▶ [What needs to be done]: Your task is to transcribe all the entries exactly, excluding pictures.

▶ [Supplied material]:
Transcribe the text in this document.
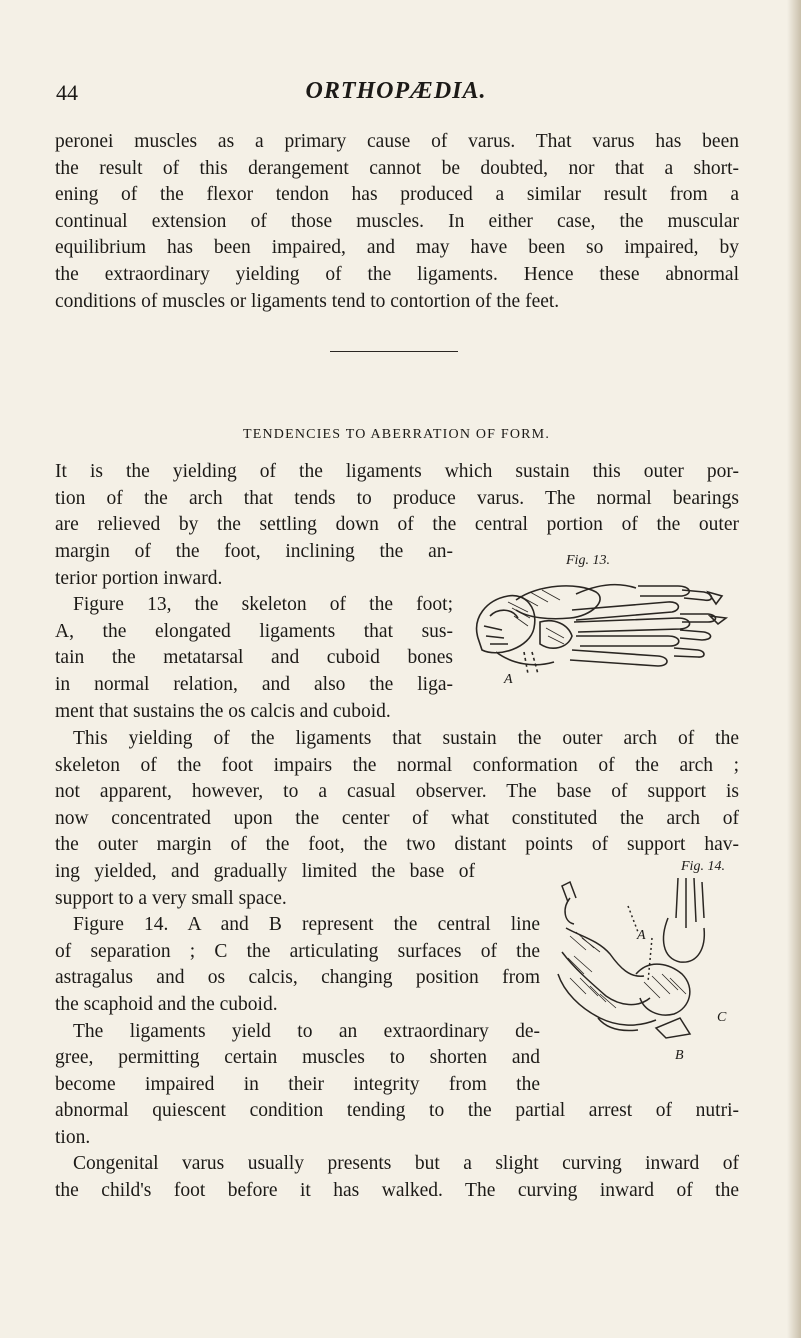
44	ORTHOPÆDIA.

peronei muscles as a primary cause of varus. That varus has been
the result of this derangement cannot be doubted, nor that a short-
ening of the flexor tendon has produced a similar result from a
continual extension of those muscles. In either case, the muscular
equilibrium has been impaired, and may have been so impaired, by
the extraordinary yielding of the ligaments. Hence these abnormal
conditions of muscles or ligaments tend to contortion of the feet.

TENDENCIES TO ABERRATION OF FORM.

It is the yielding of the ligaments which sustain this outer por-
tion of the arch that tends to produce varus. The normal bearings
are relieved by the settling down of the central portion of the outer

margin of the foot, inclining the an-
terior portion inward.
Figure 13, the skeleton of the foot;
A, the elongated ligaments that sus-
tain the metatarsal and cuboid bones
in normal relation, and also the liga-

ment that sustains the os calcis and cuboid.

Fig. 13.
A

This yielding of the ligaments that sustain the outer arch of the
skeleton of the foot impairs the normal conformation of the arch ;
not apparent, however, to a casual observer. The base of support is
now concentrated upon the center of what constituted the arch of
the outer margin of the foot, the two distant points of support hav-

ing yielded, and gradually limited the base of
support to a very small space.
Figure 14. A and B represent the central line
of separation ; C the articulating surfaces of the
astragalus and os calcis, changing position from
the scaphoid and the cuboid.
The ligaments yield to an extraordinary de-
gree, permitting certain muscles to shorten and
become impaired in their integrity from the

abnormal quiescent condition tending to the partial arrest of nutri-
tion.

Congenital varus usually presents but a slight curving inward of
the child's foot before it has walked. The curving inward of the

Fig. 14.
A
C
B
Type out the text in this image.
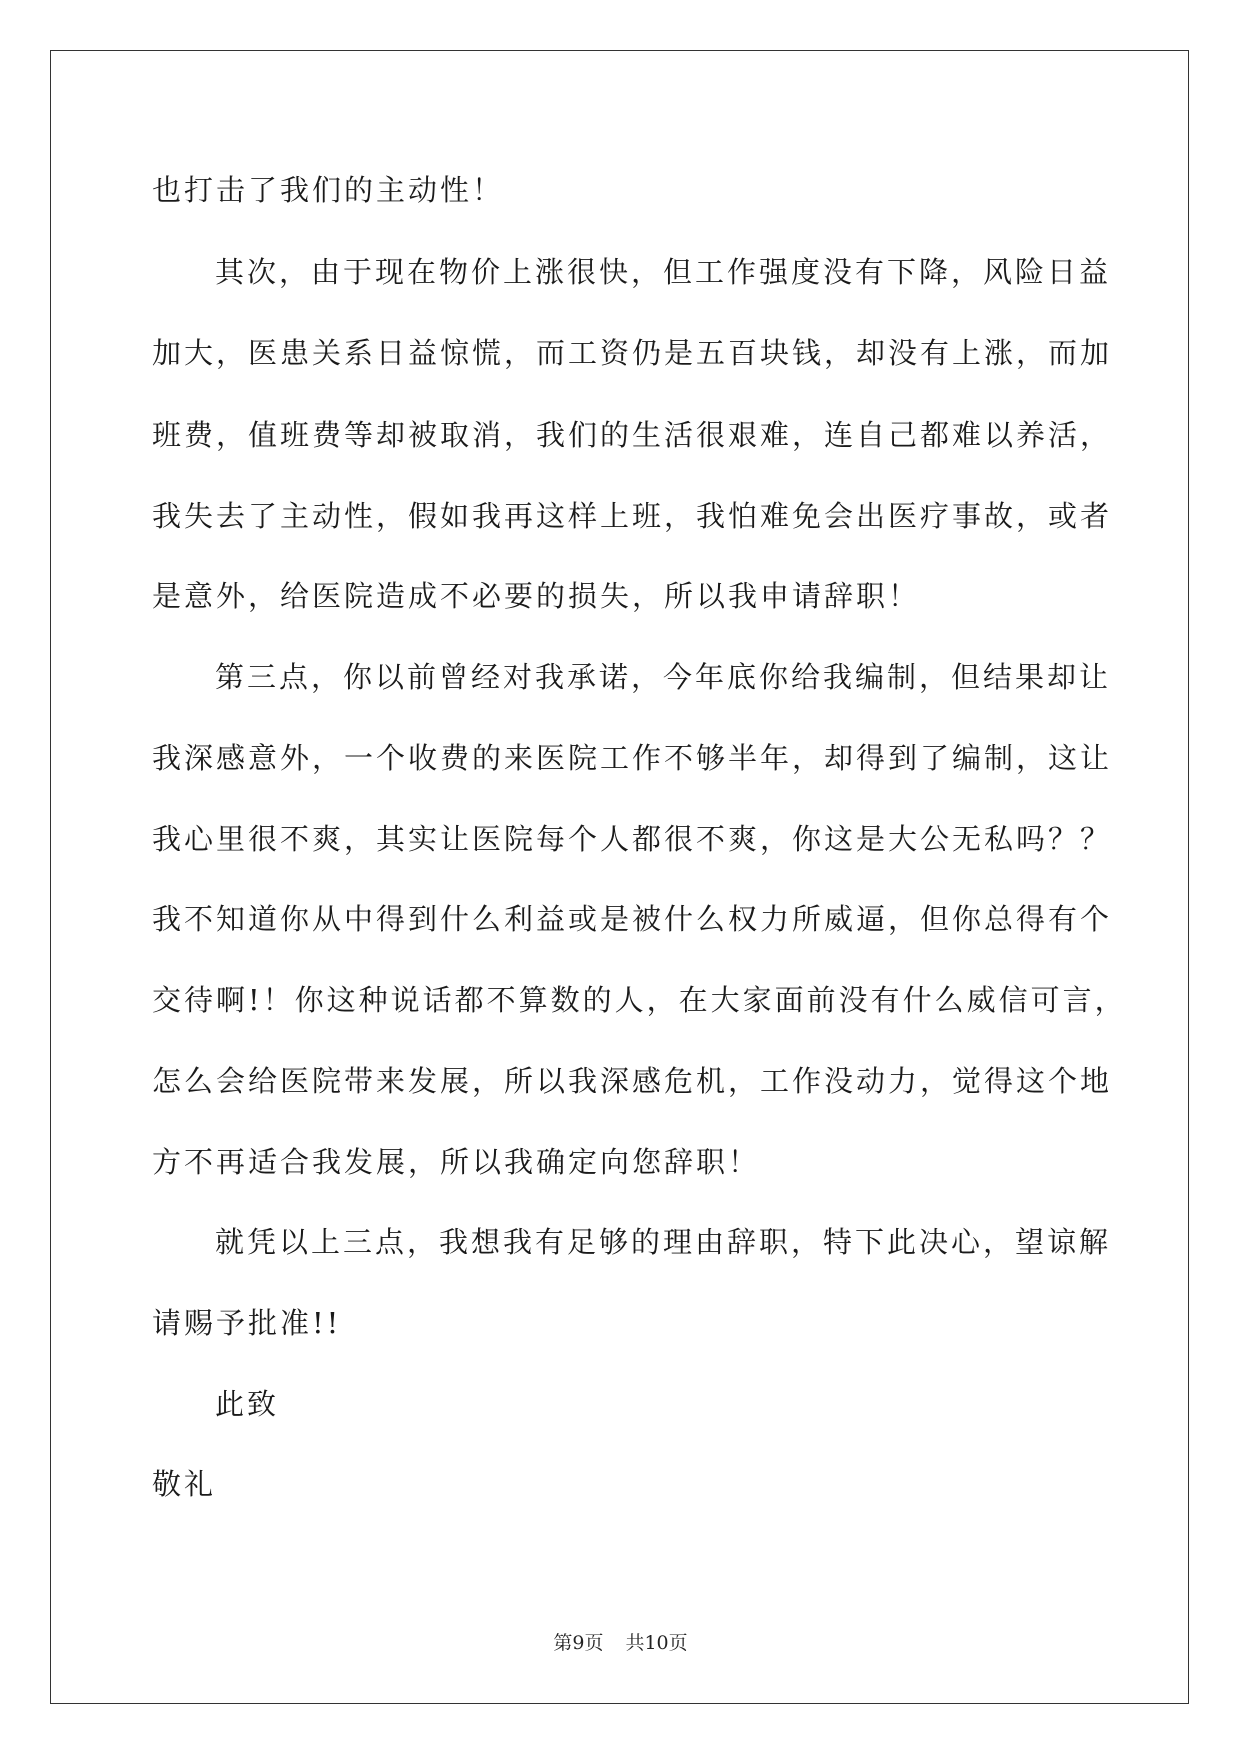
也打击了我们的主动性！
其次，由于现在物价上涨很快，但工作强度没有下降，风险日益
加大，医患关系日益惊慌，而工资仍是五百块钱，却没有上涨，而加
班费，值班费等却被取消，我们的生活很艰难，连自己都难以养活，
我失去了主动性，假如我再这样上班，我怕难免会出医疗事故，或者
是意外，给医院造成不必要的损失，所以我申请辞职！
第三点，你以前曾经对我承诺，今年底你给我编制，但结果却让
我深感意外，一个收费的来医院工作不够半年，却得到了编制，这让
我心里很不爽，其实让医院每个人都很不爽，你这是大公无私吗？？
我不知道你从中得到什么利益或是被什么权力所威逼，但你总得有个
交待啊!！你这种说话都不算数的人，在大家面前没有什么威信可言，
怎么会给医院带来发展，所以我深感危机，工作没动力，觉得这个地
方不再适合我发展，所以我确定向您辞职！
就凭以上三点，我想我有足够的理由辞职，特下此决心，望谅解
请赐予批准!!
此致
敬礼
第9页 共10页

▶ [Exercise response]:
Transcribe the text in this document.
44	ORTHOPÆDIA.

peronei muscles as a primary cause of varus. That varus has been
the result of this derangement cannot be doubted, nor that a short-
ening of the flexor tendon has produced a similar result from a
continual extension of those muscles. In either case, the muscular
equilibrium has been impaired, and may have been so impaired, by
the extraordinary yielding of the ligaments. Hence these abnormal
conditions of muscles or ligaments tend to contortion of the feet.

TENDENCIES TO ABERRATION OF FORM.

It is the yielding of the ligaments which sustain this outer por-
tion of the arch that tends to produce varus. The normal bearings
are relieved by the settling down of the central portion of the outer

margin of the foot, inclining the an-
terior portion inward.
Figure 13, the skeleton of the foot;
A, the elongated ligaments that sus-
tain the metatarsal and cuboid bones
in normal relation, and also the liga-

ment that sustains the os calcis and cuboid.

Fig. 13.
A

This yielding of the ligaments that sustain the outer arch of the
skeleton of the foot impairs the normal conformation of the arch ;
not apparent, however, to a casual observer. The base of support is
now concentrated upon the center of what constituted the arch of
the outer margin of the foot, the two distant points of support hav-

ing yielded, and gradually limited the base of
support to a very small space.
Figure 14. A and B represent the central line
of separation ; C the articulating surfaces of the
astragalus and os calcis, changing position from
the scaphoid and the cuboid.
The ligaments yield to an extraordinary de-
gree, permitting certain muscles to shorten and
become impaired in their integrity from the

abnormal quiescent condition tending to the partial arrest of nutri-
tion.

Congenital varus usually presents but a slight curving inward of
the child's foot before it has walked. The curving inward of the

Fig. 14.
A
C
B
Type out the text in this image.
也打击了我们的主动性！
其次，由于现在物价上涨很快，但工作强度没有下降，风险日益
加大，医患关系日益惊慌，而工资仍是五百块钱，却没有上涨，而加
班费，值班费等却被取消，我们的生活很艰难，连自己都难以养活，
我失去了主动性，假如我再这样上班，我怕难免会出医疗事故，或者
是意外，给医院造成不必要的损失，所以我申请辞职！
第三点，你以前曾经对我承诺，今年底你给我编制，但结果却让
我深感意外，一个收费的来医院工作不够半年，却得到了编制，这让
我心里很不爽，其实让医院每个人都很不爽，你这是大公无私吗？？
我不知道你从中得到什么利益或是被什么权力所威逼，但你总得有个
交待啊!！你这种说话都不算数的人，在大家面前没有什么威信可言，
怎么会给医院带来发展，所以我深感危机，工作没动力，觉得这个地
方不再适合我发展，所以我确定向您辞职！
就凭以上三点，我想我有足够的理由辞职，特下此决心，望谅解
请赐予批准!!
此致
敬礼
第9页 共10页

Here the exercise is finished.